- _SOURCE MATERIAL_
## Begin

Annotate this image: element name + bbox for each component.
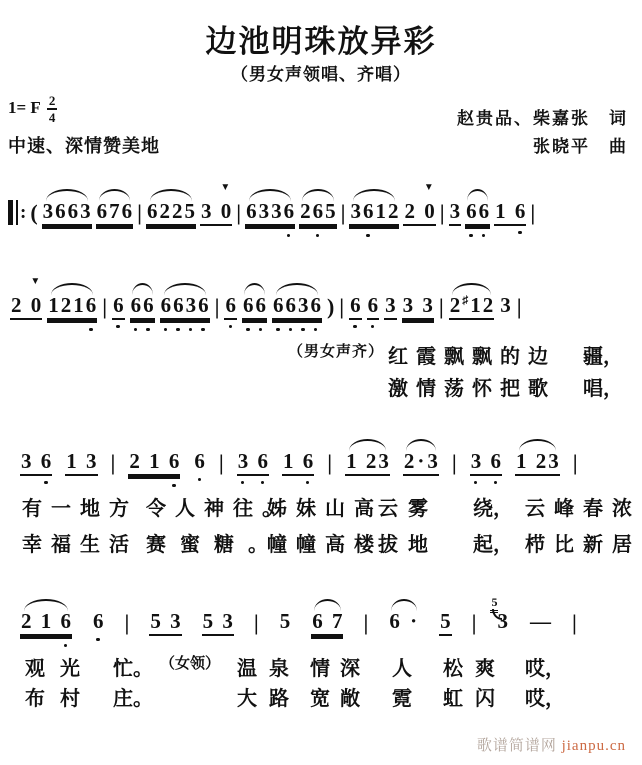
barline: | xyxy=(439,282,444,320)
note-group: 3 xyxy=(499,282,512,317)
note-digit: 6 xyxy=(311,610,324,633)
note-digit: 3 xyxy=(402,294,415,317)
note-digit: 2 xyxy=(20,610,33,633)
note-space xyxy=(78,450,85,473)
note-digit: 6 xyxy=(465,200,478,223)
lyric-text: 布村 xyxy=(25,682,95,711)
note-digit: 6 xyxy=(272,294,285,317)
note-digits: 3663 xyxy=(42,200,92,226)
note-digit: 2 xyxy=(299,200,312,223)
augmentation-dot: · xyxy=(415,450,426,473)
note-space xyxy=(141,450,148,473)
note-digit: 3 xyxy=(20,450,33,473)
note-group: 265 xyxy=(299,188,337,226)
note-group: 676 xyxy=(96,188,134,226)
note-digit: 2 xyxy=(403,450,416,473)
note-digit: 3 xyxy=(426,450,439,473)
note-space xyxy=(23,294,30,317)
note-group: 3 6 xyxy=(20,438,52,476)
note-digits: 3612 xyxy=(349,200,399,226)
note-space xyxy=(416,200,423,223)
note-space xyxy=(401,610,408,633)
barline: | xyxy=(219,438,224,476)
note-digits: 3 3 xyxy=(402,294,434,320)
note-group: 1 23 xyxy=(345,438,390,476)
note-digits: 1216 xyxy=(47,294,97,320)
song-subtitle: （男女声领唱、齐唱） xyxy=(0,60,642,85)
note-group: 2 1 6 xyxy=(128,438,180,476)
note-group: 2 1 6 xyxy=(20,598,72,636)
note-digits: 5 xyxy=(439,610,452,636)
note-digit: 2 xyxy=(535,450,548,473)
barline: | xyxy=(137,188,142,226)
barline: | xyxy=(125,598,130,636)
note-digits: 6336 xyxy=(245,200,295,226)
note-digit: 3 xyxy=(384,294,397,317)
barline: | xyxy=(254,598,259,636)
note-digit: 6 xyxy=(256,450,269,473)
note-group: 53 xyxy=(496,598,509,633)
note-digit: 1 xyxy=(72,294,85,317)
note-digit: 2 xyxy=(10,294,23,317)
note-group: 1 6 xyxy=(282,438,314,476)
note-group: 2·3 xyxy=(403,438,439,476)
note-digit: 3 xyxy=(377,450,390,473)
note-group: — xyxy=(529,598,552,633)
note-digits: 3 xyxy=(496,610,509,633)
lyric-text: 绕， xyxy=(473,492,513,521)
note-digit: 1 xyxy=(65,450,78,473)
lyric-text: 宽敞 xyxy=(310,682,370,711)
music-line: ▼2 01216|6666636|6666636)|6633 3|2♯123| xyxy=(10,282,522,320)
barline: | xyxy=(327,438,332,476)
tempo-marking: 中速、深情赞美地 xyxy=(8,132,160,158)
note-digit: 3 xyxy=(221,610,234,633)
barline: | xyxy=(440,188,445,226)
lyric-text: 忙。 xyxy=(113,652,153,681)
note-digit: 1 xyxy=(40,610,53,633)
note-digit: 6 xyxy=(142,294,155,317)
note-digit: 6 xyxy=(302,450,315,473)
music-line: :(3663676|6225▼3 0|6336265|3612▼2 0|3661… xyxy=(8,188,535,226)
note-digits: 5 3 xyxy=(202,610,234,636)
note-group: 5 xyxy=(279,598,292,633)
note-group: 3 6 xyxy=(237,438,269,476)
note-group: 6636 xyxy=(160,282,210,320)
note-space xyxy=(294,450,301,473)
note-digit: 3 xyxy=(169,610,182,633)
note-digits: 3 6 xyxy=(20,450,52,476)
watermark: 歌谱简谱网 jianpu.cn xyxy=(477,734,626,755)
note-digits: 6636 xyxy=(272,294,322,320)
note-digit: 5 xyxy=(202,610,215,633)
lyric-text: 姊妹山高 xyxy=(267,492,383,521)
note-digits: 66 xyxy=(242,294,267,320)
note-digits: 66 xyxy=(130,294,155,320)
note-group: 3 xyxy=(449,188,462,226)
lyric-text: 虹 xyxy=(443,682,463,711)
barline: | xyxy=(236,188,241,226)
note-digits: 3 xyxy=(384,294,397,320)
note-digits: 3 xyxy=(499,294,512,317)
accent-mark: ▼ xyxy=(424,183,434,193)
lyric-text: 云峰春浓 xyxy=(525,492,641,521)
note-digit: 2 xyxy=(159,200,172,223)
note-digits: 3 xyxy=(449,200,462,226)
note-digit: 6 xyxy=(96,200,109,223)
music-line: 3 61 3|2 1 66|3 61 6|1 232·3|3 61 23| xyxy=(20,438,578,476)
composer-credit: 张晓平 曲 xyxy=(533,132,628,157)
note-group: 3 xyxy=(384,282,397,320)
note-digit: 6 xyxy=(92,610,105,633)
note-digit: 2 xyxy=(171,200,184,223)
note-digits: 6 xyxy=(92,610,105,633)
key-label: 1= F xyxy=(8,98,41,117)
note-digit: 6 xyxy=(40,450,53,473)
note-digit: 6 xyxy=(130,294,143,317)
note-digit: 6 xyxy=(362,200,375,223)
lyric-text: 幸福生活 xyxy=(22,528,138,557)
note-group: ▼2 0 xyxy=(10,282,42,320)
note-digit: 6 xyxy=(489,450,502,473)
note-space xyxy=(249,450,256,473)
note-digit: 1 xyxy=(469,294,482,317)
dash-note: — xyxy=(529,610,552,633)
lyric-text: 哎， xyxy=(525,652,565,681)
note-digit: 5 xyxy=(184,200,197,223)
note-digit: 6 xyxy=(60,610,73,633)
note-group: 6636 xyxy=(272,282,322,320)
note-digit: 3 xyxy=(421,294,434,317)
accent-mark: ▼ xyxy=(220,183,230,193)
note-group: 3 3 xyxy=(402,282,434,320)
note-digit: 6 xyxy=(478,200,491,223)
barline: | xyxy=(339,282,344,320)
note-digits: 2 0 xyxy=(403,200,435,226)
lyric-text: 拔地 xyxy=(378,528,438,557)
lyric-text: （男女声齐） xyxy=(288,340,384,361)
note-group: 1216 xyxy=(47,282,97,320)
note-group: 66 xyxy=(242,282,267,320)
note-group: 1 6 xyxy=(494,188,526,226)
note-digits: 1 23 xyxy=(515,450,560,476)
note-digit: 3 xyxy=(349,200,362,223)
note-digit: 6 xyxy=(112,294,125,317)
note-digit: 6 xyxy=(67,200,80,223)
note-digits: 2♯12 xyxy=(449,294,495,320)
note-digit: 3 xyxy=(237,450,250,473)
note-digit: 6 xyxy=(283,200,296,223)
note-digit: 1 xyxy=(345,450,358,473)
note-digit: 6 xyxy=(388,610,401,633)
note-digit: 1 xyxy=(47,294,60,317)
lyric-text: 云雾 xyxy=(378,492,438,521)
note-group: 5 xyxy=(439,598,452,636)
note-digit: 0 xyxy=(220,200,233,223)
note-group: 6 xyxy=(112,282,125,320)
note-digit: 2 xyxy=(403,200,416,223)
note-digit: 6 xyxy=(349,294,362,317)
lyric-text: 疆， xyxy=(583,340,623,369)
note-digit: 7 xyxy=(108,200,121,223)
barline: | xyxy=(517,282,522,320)
note-digit: 3 xyxy=(449,200,462,223)
note-digit: 5 xyxy=(324,200,337,223)
note-digits: 6 7 xyxy=(311,610,343,636)
augmentation-dot: · xyxy=(408,610,419,633)
note-digits: 5 3 xyxy=(149,610,181,636)
note-digits: 1 6 xyxy=(494,200,526,226)
note-digit: 7 xyxy=(331,610,344,633)
note-digits: 1 6 xyxy=(282,450,314,476)
note-digit: 6 xyxy=(284,294,297,317)
note-digits: 6 · xyxy=(388,610,419,633)
note-space xyxy=(414,294,421,317)
note-digit: 3 xyxy=(185,294,198,317)
note-digits: 2·3 xyxy=(403,450,439,476)
note-digit: 1 xyxy=(494,200,507,223)
note-digit: 3 xyxy=(85,450,98,473)
note-space xyxy=(33,450,40,473)
note-digit: 3 xyxy=(200,200,213,223)
lyric-text: 庄。 xyxy=(113,682,153,711)
note-space xyxy=(162,610,169,633)
note-group: 3663 xyxy=(42,188,92,226)
note-group: 6225 xyxy=(146,188,196,226)
note-group: 6336 xyxy=(245,188,295,226)
note-digit: 2 xyxy=(449,294,462,317)
note-space xyxy=(161,450,168,473)
note-digit: 3 xyxy=(42,200,55,223)
barline: | xyxy=(102,282,107,320)
note-digit: 6 xyxy=(245,200,258,223)
note-digit: 0 xyxy=(423,200,436,223)
note-digit: 1 xyxy=(282,450,295,473)
sheet-music-page: 边池明珠放异彩 （男女声领唱、齐唱） 1= F24 中速、深情赞美地 赵贵品、柴… xyxy=(0,0,642,765)
lyric-text: 霓 xyxy=(392,682,412,711)
note-space xyxy=(33,610,40,633)
lyric-text: 栉比新居 xyxy=(525,528,641,557)
note-digits: 1 23 xyxy=(345,450,390,476)
note-digit: 3 xyxy=(79,200,92,223)
barline: | xyxy=(215,282,220,320)
note-space xyxy=(214,610,221,633)
note-digits: 1 3 xyxy=(65,450,97,476)
note-digit: 3 xyxy=(297,294,310,317)
note-group: 1 3 xyxy=(65,438,97,476)
note-digits: 2 0 xyxy=(10,294,42,320)
note-digits: 265 xyxy=(299,200,337,226)
note-group: 3612 xyxy=(349,188,399,226)
repeat-thick-bar xyxy=(8,200,13,225)
note-digit: 6 xyxy=(309,294,322,317)
time-signature-denominator: 4 xyxy=(47,110,58,124)
note-digit: 2 xyxy=(387,200,400,223)
time-signature: 24 xyxy=(47,94,58,124)
song-title: 边池明珠放异彩 xyxy=(0,16,642,61)
lyric-text: 红霞飘飘的边 xyxy=(388,340,556,369)
note-digit: 2 xyxy=(482,294,495,317)
lyric-text: 哎， xyxy=(525,682,565,711)
note-group: 1 23 xyxy=(515,438,560,476)
barline: | xyxy=(472,598,477,636)
note-group: 3 6 xyxy=(470,438,502,476)
note-digit: 5 xyxy=(149,610,162,633)
note-digits: 3 6 xyxy=(237,450,269,476)
music-line: 2 1 66|5 35 3|56 7|6 ·5|53—| xyxy=(20,598,577,636)
open-paren: ( xyxy=(30,188,37,226)
note-digit: 3 xyxy=(470,450,483,473)
note-space xyxy=(527,450,534,473)
note-digit: 6 xyxy=(54,200,67,223)
lyric-text: 起， xyxy=(473,528,513,557)
note-digit: 2 xyxy=(128,450,141,473)
note-group: 6 xyxy=(193,438,206,473)
repeat-open-sign: : xyxy=(8,188,26,225)
barline: | xyxy=(363,598,368,636)
lyric-text: 爽 xyxy=(475,652,495,681)
note-digits: 6 xyxy=(349,294,362,320)
note-digit: 6 xyxy=(193,450,206,473)
note-group: 66 xyxy=(465,188,490,226)
note-group: 6 7 xyxy=(311,598,343,636)
note-digit: 3 xyxy=(258,200,271,223)
note-space xyxy=(213,200,220,223)
note-digit: 3 xyxy=(496,610,509,633)
note-digits: 6 xyxy=(193,450,206,473)
note-space xyxy=(358,450,365,473)
note-group: 66 xyxy=(130,282,155,320)
note-digit: 6 xyxy=(242,294,255,317)
sharp-sign: ♯ xyxy=(461,294,469,307)
note-group: ▼2 0 xyxy=(403,188,435,226)
lyric-text: 赛蜜糖。 xyxy=(146,528,282,557)
note-digit: 6 xyxy=(514,200,527,223)
note-group: 2♯12 xyxy=(449,282,495,320)
note-digits: 5 xyxy=(279,610,292,633)
note-digit: 6 xyxy=(146,200,159,223)
watermark-url: jianpu.cn xyxy=(562,738,626,754)
note-digit: 6 xyxy=(254,294,267,317)
lyric-text: 唱， xyxy=(583,372,623,401)
barline: | xyxy=(530,188,535,226)
note-digits: 6 xyxy=(112,294,125,320)
note-digits: — xyxy=(529,610,552,633)
note-digit: 3 xyxy=(547,450,560,473)
note-digits: 676 xyxy=(96,200,134,226)
note-digits: 2 1 6 xyxy=(128,450,180,476)
lyric-text: 情深 xyxy=(310,652,370,681)
lyric-text: 激情荡怀把歌 xyxy=(388,372,556,401)
accent-mark: ▼ xyxy=(30,277,40,287)
note-digit: 3 xyxy=(499,294,512,317)
note-digits: 6 xyxy=(367,294,380,320)
note-group: 6 xyxy=(367,282,380,320)
lyric-text: 温泉 xyxy=(237,652,301,681)
note-group: 6 · xyxy=(388,598,419,633)
note-digit: 6 xyxy=(172,294,185,317)
repeat-thin-bar xyxy=(16,200,18,225)
note-digits: 2 1 6 xyxy=(20,610,72,636)
note-group: ▼3 0 xyxy=(200,188,232,226)
note-space xyxy=(482,450,489,473)
lyric-text: （女领） xyxy=(160,652,220,673)
note-digit: 1 xyxy=(374,200,387,223)
note-space xyxy=(324,610,331,633)
note-digit: 6 xyxy=(121,200,134,223)
note-digit: 2 xyxy=(60,294,73,317)
note-digits: 6225 xyxy=(146,200,196,226)
note-digit: 5 xyxy=(439,610,452,633)
note-digits: 6 xyxy=(224,294,237,320)
note-digit: 0 xyxy=(30,294,43,317)
note-digit: 6 xyxy=(224,294,237,317)
note-digit: 6 xyxy=(312,200,325,223)
lyric-text: 有一地方 xyxy=(22,492,138,521)
note-digit: 5 xyxy=(279,610,292,633)
lyric-text: 观光 xyxy=(25,652,95,681)
barline: | xyxy=(573,438,578,476)
lyricist-credit: 赵贵品、柴嘉张 词 xyxy=(457,104,628,129)
note-group: 5 3 xyxy=(202,598,234,636)
note-digit: 2 xyxy=(365,450,378,473)
lyric-text: 闪 xyxy=(475,682,495,711)
note-digit: 6 xyxy=(367,294,380,317)
note-digits: 3 6 xyxy=(470,450,502,476)
close-paren: ) xyxy=(327,282,334,320)
barline: | xyxy=(111,438,116,476)
note-digits: 6636 xyxy=(160,294,210,320)
barline: | xyxy=(341,188,346,226)
note-digits: 66 xyxy=(465,200,490,226)
note-group: 6 xyxy=(349,282,362,320)
time-signature-numerator: 2 xyxy=(47,94,58,110)
lyric-text: 幢幢高楼 xyxy=(267,528,383,557)
lyric-text: 松 xyxy=(443,652,463,681)
barline: | xyxy=(572,598,577,636)
key-signature: 1= F24 xyxy=(8,94,57,124)
lyric-text: 人 xyxy=(392,652,412,681)
barline: | xyxy=(452,438,457,476)
watermark-site-name: 歌谱简谱网 xyxy=(477,738,562,754)
note-digit: 6 xyxy=(160,294,173,317)
note-digit: 6 xyxy=(168,450,181,473)
lyric-text: 大路 xyxy=(237,682,301,711)
note-digit: 6 xyxy=(85,294,98,317)
note-space xyxy=(52,610,59,633)
note-digit: 3 xyxy=(270,200,283,223)
note-group: 6 xyxy=(224,282,237,320)
note-digit: 1 xyxy=(148,450,161,473)
note-digits: 3 0 xyxy=(200,200,232,226)
note-group: 5 3 xyxy=(149,598,181,636)
note-digit: 6 xyxy=(197,294,210,317)
repeat-colon: : xyxy=(20,200,26,225)
note-space xyxy=(507,200,514,223)
note-digit: 1 xyxy=(515,450,528,473)
note-group: 6 xyxy=(92,598,105,633)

## End

- _PROBLEM TO WORK ON_
Please take the data from the line containing "barline: | xyxy=(439,282,444,320)" down through the line containing "barline: | xyxy=(254,598,259,636)" and write those lines out again, switching "note-space" to "note-gap" and leaving everything else as it is.

- _FINISHED EXERCISE_
barline: | xyxy=(439,282,444,320)
note-group: 3 xyxy=(499,282,512,317)
note-digit: 6 xyxy=(311,610,324,633)
note-digit: 3 xyxy=(402,294,415,317)
note-digit: 2 xyxy=(20,610,33,633)
note-gap xyxy=(78,450,85,473)
note-digit: 6 xyxy=(465,200,478,223)
lyric-text: 布村 xyxy=(25,682,95,711)
note-digit: 6 xyxy=(272,294,285,317)
note-digits: 3663 xyxy=(42,200,92,226)
note-digit: 2 xyxy=(299,200,312,223)
augmentation-dot: · xyxy=(415,450,426,473)
note-gap xyxy=(141,450,148,473)
note-digit: 3 xyxy=(20,450,33,473)
note-group: 265 xyxy=(299,188,337,226)
note-group: 676 xyxy=(96,188,134,226)
note-digit: 2 xyxy=(403,450,416,473)
note-digit: 3 xyxy=(426,450,439,473)
note-gap xyxy=(23,294,30,317)
note-group: 3 6 xyxy=(20,438,52,476)
note-digits: 3612 xyxy=(349,200,399,226)
note-gap xyxy=(416,200,423,223)
note-gap xyxy=(401,610,408,633)
barline: | xyxy=(219,438,224,476)
note-digits: 3 3 xyxy=(402,294,434,320)
note-group: 1 23 xyxy=(345,438,390,476)
note-digits: 1216 xyxy=(47,294,97,320)
song-subtitle: （男女声领唱、齐唱） xyxy=(0,60,642,85)
note-group: 2 1 6 xyxy=(128,438,180,476)
note-group: 2 1 6 xyxy=(20,598,72,636)
note-digits: 5 xyxy=(439,610,452,636)
note-digit: 2 xyxy=(535,450,548,473)
barline: | xyxy=(137,188,142,226)
barline: | xyxy=(125,598,130,636)
note-digits: 6336 xyxy=(245,200,295,226)
note-digit: 3 xyxy=(384,294,397,317)
barline: | xyxy=(254,598,259,636)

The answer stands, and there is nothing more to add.